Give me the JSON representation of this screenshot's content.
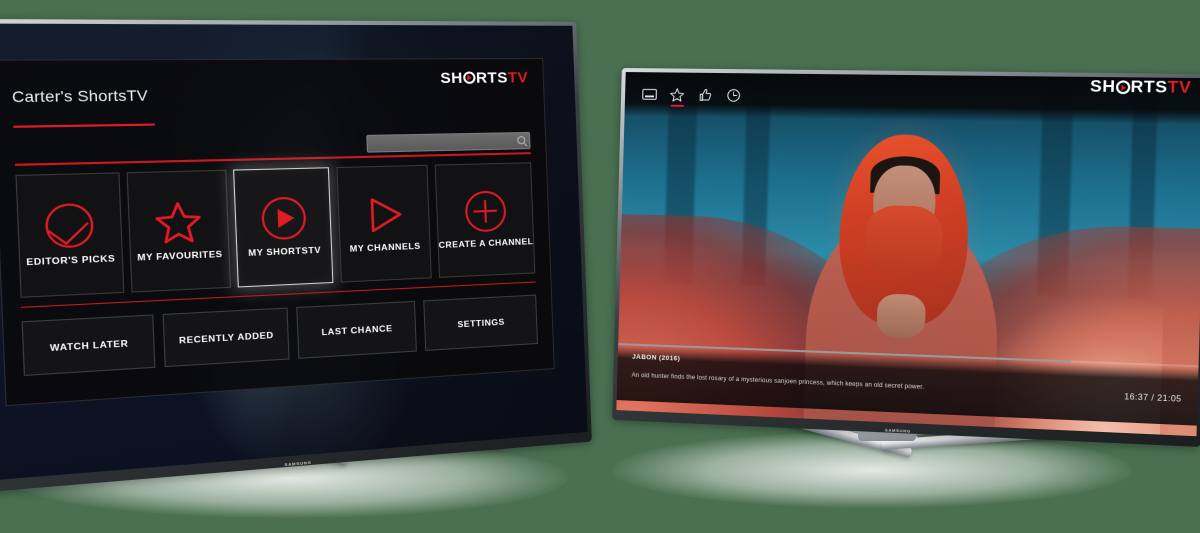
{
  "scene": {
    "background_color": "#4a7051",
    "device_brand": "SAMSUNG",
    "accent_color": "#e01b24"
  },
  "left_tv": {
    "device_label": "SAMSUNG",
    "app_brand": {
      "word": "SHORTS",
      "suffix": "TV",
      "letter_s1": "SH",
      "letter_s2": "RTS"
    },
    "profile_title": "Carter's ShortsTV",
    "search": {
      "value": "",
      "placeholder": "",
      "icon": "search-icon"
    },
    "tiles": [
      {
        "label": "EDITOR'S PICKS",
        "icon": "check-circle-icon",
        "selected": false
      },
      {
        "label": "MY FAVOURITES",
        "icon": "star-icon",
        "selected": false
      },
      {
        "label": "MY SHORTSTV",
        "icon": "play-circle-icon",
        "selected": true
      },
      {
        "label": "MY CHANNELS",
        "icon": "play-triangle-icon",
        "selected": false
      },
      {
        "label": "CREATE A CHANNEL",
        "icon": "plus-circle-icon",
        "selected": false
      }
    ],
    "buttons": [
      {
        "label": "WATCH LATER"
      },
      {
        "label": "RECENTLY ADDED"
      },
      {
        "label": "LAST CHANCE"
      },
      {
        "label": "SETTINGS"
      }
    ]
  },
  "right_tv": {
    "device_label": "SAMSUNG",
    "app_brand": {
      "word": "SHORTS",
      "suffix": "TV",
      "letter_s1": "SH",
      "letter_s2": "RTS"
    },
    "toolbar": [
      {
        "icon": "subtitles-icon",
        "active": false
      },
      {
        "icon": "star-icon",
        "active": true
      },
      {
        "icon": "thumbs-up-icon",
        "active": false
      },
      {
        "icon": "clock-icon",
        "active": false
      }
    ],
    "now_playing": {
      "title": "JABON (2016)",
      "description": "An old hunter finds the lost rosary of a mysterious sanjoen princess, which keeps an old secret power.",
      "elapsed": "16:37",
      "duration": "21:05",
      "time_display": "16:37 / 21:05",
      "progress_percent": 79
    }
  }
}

_ _ _ _ _

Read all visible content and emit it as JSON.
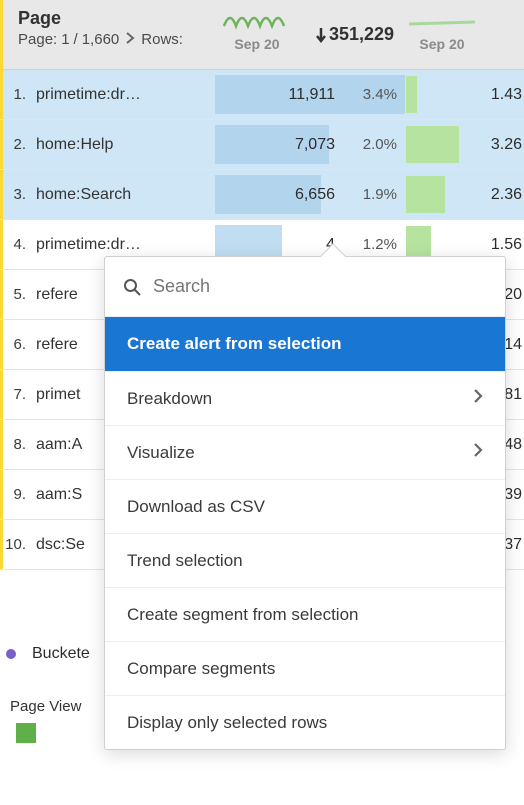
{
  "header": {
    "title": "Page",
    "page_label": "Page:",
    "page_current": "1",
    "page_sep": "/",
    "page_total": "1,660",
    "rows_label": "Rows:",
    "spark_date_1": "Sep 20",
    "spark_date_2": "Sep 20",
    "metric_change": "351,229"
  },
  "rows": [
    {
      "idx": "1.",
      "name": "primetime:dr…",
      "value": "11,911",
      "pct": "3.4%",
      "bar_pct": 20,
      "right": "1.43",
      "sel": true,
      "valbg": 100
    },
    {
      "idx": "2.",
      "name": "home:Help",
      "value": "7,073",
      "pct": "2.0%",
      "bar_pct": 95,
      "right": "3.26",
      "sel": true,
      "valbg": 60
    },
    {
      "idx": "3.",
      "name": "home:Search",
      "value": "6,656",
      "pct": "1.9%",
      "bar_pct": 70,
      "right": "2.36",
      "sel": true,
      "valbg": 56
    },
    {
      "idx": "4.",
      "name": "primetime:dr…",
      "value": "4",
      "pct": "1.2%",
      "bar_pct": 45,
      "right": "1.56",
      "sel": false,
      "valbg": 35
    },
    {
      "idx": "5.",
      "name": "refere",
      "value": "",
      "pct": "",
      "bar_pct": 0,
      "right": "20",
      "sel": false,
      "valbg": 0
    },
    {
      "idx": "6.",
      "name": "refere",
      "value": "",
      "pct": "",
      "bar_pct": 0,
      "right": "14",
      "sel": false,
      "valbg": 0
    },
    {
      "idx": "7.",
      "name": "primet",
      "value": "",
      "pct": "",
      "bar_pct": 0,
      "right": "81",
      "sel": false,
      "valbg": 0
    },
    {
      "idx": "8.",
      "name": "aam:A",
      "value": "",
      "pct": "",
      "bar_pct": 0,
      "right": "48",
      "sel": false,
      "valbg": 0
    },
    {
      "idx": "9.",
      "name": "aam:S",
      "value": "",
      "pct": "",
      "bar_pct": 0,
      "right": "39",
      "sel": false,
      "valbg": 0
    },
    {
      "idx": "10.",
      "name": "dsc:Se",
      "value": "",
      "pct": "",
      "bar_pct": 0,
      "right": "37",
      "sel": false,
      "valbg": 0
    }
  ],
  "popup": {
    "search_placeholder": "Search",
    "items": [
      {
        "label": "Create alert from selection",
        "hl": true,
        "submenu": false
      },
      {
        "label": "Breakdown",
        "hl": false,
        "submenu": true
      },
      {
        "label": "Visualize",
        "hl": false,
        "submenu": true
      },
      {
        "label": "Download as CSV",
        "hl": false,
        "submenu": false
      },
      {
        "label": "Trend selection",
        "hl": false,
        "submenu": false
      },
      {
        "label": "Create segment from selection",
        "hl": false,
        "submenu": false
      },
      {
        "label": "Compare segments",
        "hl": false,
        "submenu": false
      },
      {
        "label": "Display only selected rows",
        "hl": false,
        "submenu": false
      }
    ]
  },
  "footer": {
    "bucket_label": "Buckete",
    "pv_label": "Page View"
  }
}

_ _ _ _ _

Task prompt: Which lines contain the word "circle"? Return each of them.

Full response:
        "icon": "check-circle-icon",
        "icon": "play-circle-icon",
        "icon": "plus-circle-icon",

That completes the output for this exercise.